**Task statement**
Write each record again exactly as it stands.

**Supplied entries**
▽

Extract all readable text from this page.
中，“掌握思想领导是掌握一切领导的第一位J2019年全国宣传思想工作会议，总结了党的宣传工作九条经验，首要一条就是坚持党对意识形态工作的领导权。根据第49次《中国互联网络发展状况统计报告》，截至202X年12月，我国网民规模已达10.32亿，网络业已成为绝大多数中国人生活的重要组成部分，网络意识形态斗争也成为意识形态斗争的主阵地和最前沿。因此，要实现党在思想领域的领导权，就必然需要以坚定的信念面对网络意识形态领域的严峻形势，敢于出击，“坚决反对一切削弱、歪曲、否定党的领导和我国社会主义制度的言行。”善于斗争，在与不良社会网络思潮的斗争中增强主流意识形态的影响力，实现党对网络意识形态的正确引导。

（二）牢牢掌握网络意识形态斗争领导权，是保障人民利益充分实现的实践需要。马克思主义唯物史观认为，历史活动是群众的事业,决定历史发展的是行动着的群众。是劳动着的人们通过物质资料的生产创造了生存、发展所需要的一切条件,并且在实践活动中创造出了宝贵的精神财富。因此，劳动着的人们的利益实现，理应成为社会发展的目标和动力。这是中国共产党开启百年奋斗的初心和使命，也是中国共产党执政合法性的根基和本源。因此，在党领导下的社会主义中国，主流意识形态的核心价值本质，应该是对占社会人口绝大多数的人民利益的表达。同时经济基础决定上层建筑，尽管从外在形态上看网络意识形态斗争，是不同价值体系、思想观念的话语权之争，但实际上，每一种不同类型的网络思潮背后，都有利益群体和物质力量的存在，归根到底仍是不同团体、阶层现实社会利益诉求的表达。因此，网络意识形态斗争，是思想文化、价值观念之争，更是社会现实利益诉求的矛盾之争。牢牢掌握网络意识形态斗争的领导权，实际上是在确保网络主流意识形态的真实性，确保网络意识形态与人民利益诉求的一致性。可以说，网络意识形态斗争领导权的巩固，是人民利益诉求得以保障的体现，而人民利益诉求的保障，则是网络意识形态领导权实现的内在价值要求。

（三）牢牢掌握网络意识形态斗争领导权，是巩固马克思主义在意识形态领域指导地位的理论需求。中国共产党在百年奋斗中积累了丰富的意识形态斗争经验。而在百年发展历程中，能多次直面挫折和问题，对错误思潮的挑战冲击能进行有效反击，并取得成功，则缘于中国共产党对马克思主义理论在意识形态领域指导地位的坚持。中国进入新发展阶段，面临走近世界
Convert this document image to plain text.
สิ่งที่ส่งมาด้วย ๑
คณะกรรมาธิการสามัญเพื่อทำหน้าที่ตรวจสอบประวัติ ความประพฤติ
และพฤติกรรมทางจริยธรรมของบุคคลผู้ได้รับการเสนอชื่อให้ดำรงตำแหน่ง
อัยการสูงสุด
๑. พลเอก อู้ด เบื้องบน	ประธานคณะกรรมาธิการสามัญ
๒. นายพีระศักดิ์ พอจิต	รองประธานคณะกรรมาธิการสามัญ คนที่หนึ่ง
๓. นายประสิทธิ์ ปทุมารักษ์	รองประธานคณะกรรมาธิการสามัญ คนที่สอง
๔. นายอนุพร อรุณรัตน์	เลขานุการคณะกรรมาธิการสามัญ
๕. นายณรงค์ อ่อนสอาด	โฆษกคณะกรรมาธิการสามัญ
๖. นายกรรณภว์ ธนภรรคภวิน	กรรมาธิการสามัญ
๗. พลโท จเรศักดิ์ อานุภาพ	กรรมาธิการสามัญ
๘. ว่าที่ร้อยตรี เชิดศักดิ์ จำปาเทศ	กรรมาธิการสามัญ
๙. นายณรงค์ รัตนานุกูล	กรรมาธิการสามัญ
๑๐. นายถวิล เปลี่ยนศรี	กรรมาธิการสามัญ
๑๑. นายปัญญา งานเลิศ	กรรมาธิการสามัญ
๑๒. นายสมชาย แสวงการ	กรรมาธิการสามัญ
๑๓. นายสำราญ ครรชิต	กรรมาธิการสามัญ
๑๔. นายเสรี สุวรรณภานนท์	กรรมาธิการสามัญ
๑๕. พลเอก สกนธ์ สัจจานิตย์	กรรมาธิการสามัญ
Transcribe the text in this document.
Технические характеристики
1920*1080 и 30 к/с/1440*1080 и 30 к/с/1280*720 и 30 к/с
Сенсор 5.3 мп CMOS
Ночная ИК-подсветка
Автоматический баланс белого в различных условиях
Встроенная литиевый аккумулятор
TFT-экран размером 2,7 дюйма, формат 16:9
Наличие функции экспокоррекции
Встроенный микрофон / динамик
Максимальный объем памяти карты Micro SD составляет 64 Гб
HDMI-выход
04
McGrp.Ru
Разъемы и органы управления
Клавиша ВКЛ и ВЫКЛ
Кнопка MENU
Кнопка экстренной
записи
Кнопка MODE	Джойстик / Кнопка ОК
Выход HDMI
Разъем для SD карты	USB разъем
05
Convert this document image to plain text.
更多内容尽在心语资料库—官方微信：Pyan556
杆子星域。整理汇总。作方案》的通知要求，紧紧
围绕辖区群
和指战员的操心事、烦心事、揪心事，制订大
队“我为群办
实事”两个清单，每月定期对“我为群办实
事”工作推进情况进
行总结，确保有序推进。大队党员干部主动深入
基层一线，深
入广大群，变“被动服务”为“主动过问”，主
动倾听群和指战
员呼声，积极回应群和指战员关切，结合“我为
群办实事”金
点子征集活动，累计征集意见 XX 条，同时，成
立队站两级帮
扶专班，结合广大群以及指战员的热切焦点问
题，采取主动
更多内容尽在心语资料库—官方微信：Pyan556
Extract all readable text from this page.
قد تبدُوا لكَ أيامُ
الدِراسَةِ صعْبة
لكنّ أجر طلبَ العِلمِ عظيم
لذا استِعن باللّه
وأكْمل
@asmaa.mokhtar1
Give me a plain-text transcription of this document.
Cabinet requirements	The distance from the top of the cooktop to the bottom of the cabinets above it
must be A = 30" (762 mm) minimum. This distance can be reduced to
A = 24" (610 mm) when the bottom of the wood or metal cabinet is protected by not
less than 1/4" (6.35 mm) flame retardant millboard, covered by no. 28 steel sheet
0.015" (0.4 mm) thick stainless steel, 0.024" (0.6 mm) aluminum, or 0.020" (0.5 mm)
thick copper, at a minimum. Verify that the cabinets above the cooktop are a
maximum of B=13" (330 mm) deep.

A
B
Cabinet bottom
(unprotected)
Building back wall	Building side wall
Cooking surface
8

△

**Full output**
Extract all readable text from this page.
中，“掌握思想领导是掌握一切领导的第一位J2019年全国宣传思想工作会议，总结了党的宣传工作九条经验，首要一条就是坚持党对意识形态工作的领导权。根据第49次《中国互联网络发展状况统计报告》，截至202X年12月，我国网民规模已达10.32亿，网络业已成为绝大多数中国人生活的重要组成部分，网络意识形态斗争也成为意识形态斗争的主阵地和最前沿。因此，要实现党在思想领域的领导权，就必然需要以坚定的信念面对网络意识形态领域的严峻形势，敢于出击，“坚决反对一切削弱、歪曲、否定党的领导和我国社会主义制度的言行。”善于斗争，在与不良社会网络思潮的斗争中增强主流意识形态的影响力，实现党对网络意识形态的正确引导。

（二）牢牢掌握网络意识形态斗争领导权，是保障人民利益充分实现的实践需要。马克思主义唯物史观认为，历史活动是群众的事业,决定历史发展的是行动着的群众。是劳动着的人们通过物质资料的生产创造了生存、发展所需要的一切条件,并且在实践活动中创造出了宝贵的精神财富。因此，劳动着的人们的利益实现，理应成为社会发展的目标和动力。这是中国共产党开启百年奋斗的初心和使命，也是中国共产党执政合法性的根基和本源。因此，在党领导下的社会主义中国，主流意识形态的核心价值本质，应该是对占社会人口绝大多数的人民利益的表达。同时经济基础决定上层建筑，尽管从外在形态上看网络意识形态斗争，是不同价值体系、思想观念的话语权之争，但实际上，每一种不同类型的网络思潮背后，都有利益群体和物质力量的存在，归根到底仍是不同团体、阶层现实社会利益诉求的表达。因此，网络意识形态斗争，是思想文化、价值观念之争，更是社会现实利益诉求的矛盾之争。牢牢掌握网络意识形态斗争的领导权，实际上是在确保网络主流意识形态的真实性，确保网络意识形态与人民利益诉求的一致性。可以说，网络意识形态斗争领导权的巩固，是人民利益诉求得以保障的体现，而人民利益诉求的保障，则是网络意识形态领导权实现的内在价值要求。

（三）牢牢掌握网络意识形态斗争领导权，是巩固马克思主义在意识形态领域指导地位的理论需求。中国共产党在百年奋斗中积累了丰富的意识形态斗争经验。而在百年发展历程中，能多次直面挫折和问题，对错误思潮的挑战冲击能进行有效反击，并取得成功，则缘于中国共产党对马克思主义理论在意识形态领域指导地位的坚持。中国进入新发展阶段，面临走近世界
Convert this document image to plain text.
สิ่งที่ส่งมาด้วย ๑
คณะกรรมาธิการสามัญเพื่อทำหน้าที่ตรวจสอบประวัติ ความประพฤติ
และพฤติกรรมทางจริยธรรมของบุคคลผู้ได้รับการเสนอชื่อให้ดำรงตำแหน่ง
อัยการสูงสุด
๑. พลเอก อู้ด เบื้องบน	ประธานคณะกรรมาธิการสามัญ
๒. นายพีระศักดิ์ พอจิต	รองประธานคณะกรรมาธิการสามัญ คนที่หนึ่ง
๓. นายประสิทธิ์ ปทุมารักษ์	รองประธานคณะกรรมาธิการสามัญ คนที่สอง
๔. นายอนุพร อรุณรัตน์	เลขานุการคณะกรรมาธิการสามัญ
๕. นายณรงค์ อ่อนสอาด	โฆษกคณะกรรมาธิการสามัญ
๖. นายกรรณภว์ ธนภรรคภวิน	กรรมาธิการสามัญ
๗. พลโท จเรศักดิ์ อานุภาพ	กรรมาธิการสามัญ
๘. ว่าที่ร้อยตรี เชิดศักดิ์ จำปาเทศ	กรรมาธิการสามัญ
๙. นายณรงค์ รัตนานุกูล	กรรมาธิการสามัญ
๑๐. นายถวิล เปลี่ยนศรี	กรรมาธิการสามัญ
๑๑. นายปัญญา งานเลิศ	กรรมาธิการสามัญ
๑๒. นายสมชาย แสวงการ	กรรมาธิการสามัญ
๑๓. นายสำราญ ครรชิต	กรรมาธิการสามัญ
๑๔. นายเสรี สุวรรณภานนท์	กรรมาธิการสามัญ
๑๕. พลเอก สกนธ์ สัจจานิตย์	กรรมาธิการสามัญ
Transcribe the text in this document.
Технические характеристики
1920*1080 и 30 к/с/1440*1080 и 30 к/с/1280*720 и 30 к/с
Сенсор 5.3 мп CMOS
Ночная ИК-подсветка
Автоматический баланс белого в различных условиях
Встроенная литиевый аккумулятор
TFT-экран размером 2,7 дюйма, формат 16:9
Наличие функции экспокоррекции
Встроенный микрофон / динамик
Максимальный объем памяти карты Micro SD составляет 64 Гб
HDMI-выход
04
McGrp.Ru
Разъемы и органы управления
Клавиша ВКЛ и ВЫКЛ
Кнопка MENU
Кнопка экстренной
записи
Кнопка MODE	Джойстик / Кнопка ОК
Выход HDMI
Разъем для SD карты	USB разъем
05
Convert this document image to plain text.
更多内容尽在心语资料库—官方微信：Pyan556
杆子星域。整理汇总。作方案》的通知要求，紧紧
围绕辖区群
和指战员的操心事、烦心事、揪心事，制订大
队“我为群办
实事”两个清单，每月定期对“我为群办实
事”工作推进情况进
行总结，确保有序推进。大队党员干部主动深入
基层一线，深
入广大群，变“被动服务”为“主动过问”，主
动倾听群和指战
员呼声，积极回应群和指战员关切，结合“我为
群办实事”金
点子征集活动，累计征集意见 XX 条，同时，成
立队站两级帮
扶专班，结合广大群以及指战员的热切焦点问
题，采取主动
更多内容尽在心语资料库—官方微信：Pyan556
Extract all readable text from this page.
قد تبدُوا لكَ أيامُ
الدِراسَةِ صعْبة
لكنّ أجر طلبَ العِلمِ عظيم
لذا استِعن باللّه
وأكْمل
@asmaa.mokhtar1
Give me a plain-text transcription of this document.
Cabinet requirements	The distance from the top of the cooktop to the bottom of the cabinets above it
must be A = 30" (762 mm) minimum. This distance can be reduced to
A = 24" (610 mm) when the bottom of the wood or metal cabinet is protected by not
less than 1/4" (6.35 mm) flame retardant millboard, covered by no. 28 steel sheet
0.015" (0.4 mm) thick stainless steel, 0.024" (0.6 mm) aluminum, or 0.020" (0.5 mm)
thick copper, at a minimum. Verify that the cabinets above the cooktop are a
maximum of B=13" (330 mm) deep.

A
B
Cabinet bottom
(unprotected)
Building back wall	Building side wall
Cooking surface
8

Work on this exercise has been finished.